** Begin **
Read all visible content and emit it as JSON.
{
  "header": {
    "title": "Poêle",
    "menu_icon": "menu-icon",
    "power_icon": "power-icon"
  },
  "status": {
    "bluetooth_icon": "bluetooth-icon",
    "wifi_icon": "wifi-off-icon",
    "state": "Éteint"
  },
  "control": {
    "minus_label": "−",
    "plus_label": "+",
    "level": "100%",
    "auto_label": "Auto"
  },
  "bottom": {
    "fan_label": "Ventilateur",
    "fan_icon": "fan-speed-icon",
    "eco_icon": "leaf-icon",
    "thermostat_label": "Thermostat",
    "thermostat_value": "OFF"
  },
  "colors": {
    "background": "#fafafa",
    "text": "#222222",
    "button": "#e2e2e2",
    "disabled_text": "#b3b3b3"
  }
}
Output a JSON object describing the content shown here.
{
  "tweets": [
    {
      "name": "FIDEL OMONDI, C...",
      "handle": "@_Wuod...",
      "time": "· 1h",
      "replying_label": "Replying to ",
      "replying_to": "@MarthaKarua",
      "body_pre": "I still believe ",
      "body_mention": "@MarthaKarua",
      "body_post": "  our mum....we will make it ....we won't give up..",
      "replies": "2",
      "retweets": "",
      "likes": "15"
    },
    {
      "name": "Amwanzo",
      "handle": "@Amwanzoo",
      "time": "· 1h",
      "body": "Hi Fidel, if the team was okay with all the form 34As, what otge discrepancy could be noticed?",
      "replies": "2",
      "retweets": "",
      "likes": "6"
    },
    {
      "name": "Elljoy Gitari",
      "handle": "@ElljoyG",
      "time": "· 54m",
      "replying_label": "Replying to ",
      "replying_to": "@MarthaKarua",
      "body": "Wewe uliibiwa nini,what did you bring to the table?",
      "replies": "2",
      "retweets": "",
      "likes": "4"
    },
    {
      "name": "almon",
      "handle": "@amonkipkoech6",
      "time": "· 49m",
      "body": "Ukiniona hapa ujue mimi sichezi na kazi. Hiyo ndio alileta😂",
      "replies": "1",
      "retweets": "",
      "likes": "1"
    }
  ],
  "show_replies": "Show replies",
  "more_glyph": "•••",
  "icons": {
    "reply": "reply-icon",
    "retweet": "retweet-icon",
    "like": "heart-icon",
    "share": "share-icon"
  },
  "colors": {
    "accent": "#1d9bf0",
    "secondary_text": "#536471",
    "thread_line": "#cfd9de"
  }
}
** End **
[Required task]: Reproduce each line verbatim.

[Full output]:
Read all visible content and emit it as JSON.
{
  "header": {
    "title": "Poêle",
    "menu_icon": "menu-icon",
    "power_icon": "power-icon"
  },
  "status": {
    "bluetooth_icon": "bluetooth-icon",
    "wifi_icon": "wifi-off-icon",
    "state": "Éteint"
  },
  "control": {
    "minus_label": "−",
    "plus_label": "+",
    "level": "100%",
    "auto_label": "Auto"
  },
  "bottom": {
    "fan_label": "Ventilateur",
    "fan_icon": "fan-speed-icon",
    "eco_icon": "leaf-icon",
    "thermostat_label": "Thermostat",
    "thermostat_value": "OFF"
  },
  "colors": {
    "background": "#fafafa",
    "text": "#222222",
    "button": "#e2e2e2",
    "disabled_text": "#b3b3b3"
  }
}
Output a JSON object describing the content shown here.
{
  "tweets": [
    {
      "name": "FIDEL OMONDI, C...",
      "handle": "@_Wuod...",
      "time": "· 1h",
      "replying_label": "Replying to ",
      "replying_to": "@MarthaKarua",
      "body_pre": "I still believe ",
      "body_mention": "@MarthaKarua",
      "body_post": "  our mum....we will make it ....we won't give up..",
      "replies": "2",
      "retweets": "",
      "likes": "15"
    },
    {
      "name": "Amwanzo",
      "handle": "@Amwanzoo",
      "time": "· 1h",
      "body": "Hi Fidel, if the team was okay with all the form 34As, what otge discrepancy could be noticed?",
      "replies": "2",
      "retweets": "",
      "likes": "6"
    },
    {
      "name": "Elljoy Gitari",
      "handle": "@ElljoyG",
      "time": "· 54m",
      "replying_label": "Replying to ",
      "replying_to": "@MarthaKarua",
      "body": "Wewe uliibiwa nini,what did you bring to the table?",
      "replies": "2",
      "retweets": "",
      "likes": "4"
    },
    {
      "name": "almon",
      "handle": "@amonkipkoech6",
      "time": "· 49m",
      "body": "Ukiniona hapa ujue mimi sichezi na kazi. Hiyo ndio alileta😂",
      "replies": "1",
      "retweets": "",
      "likes": "1"
    }
  ],
  "show_replies": "Show replies",
  "more_glyph": "•••",
  "icons": {
    "reply": "reply-icon",
    "retweet": "retweet-icon",
    "like": "heart-icon",
    "share": "share-icon"
  },
  "colors": {
    "accent": "#1d9bf0",
    "secondary_text": "#536471",
    "thread_line": "#cfd9de"
  }
}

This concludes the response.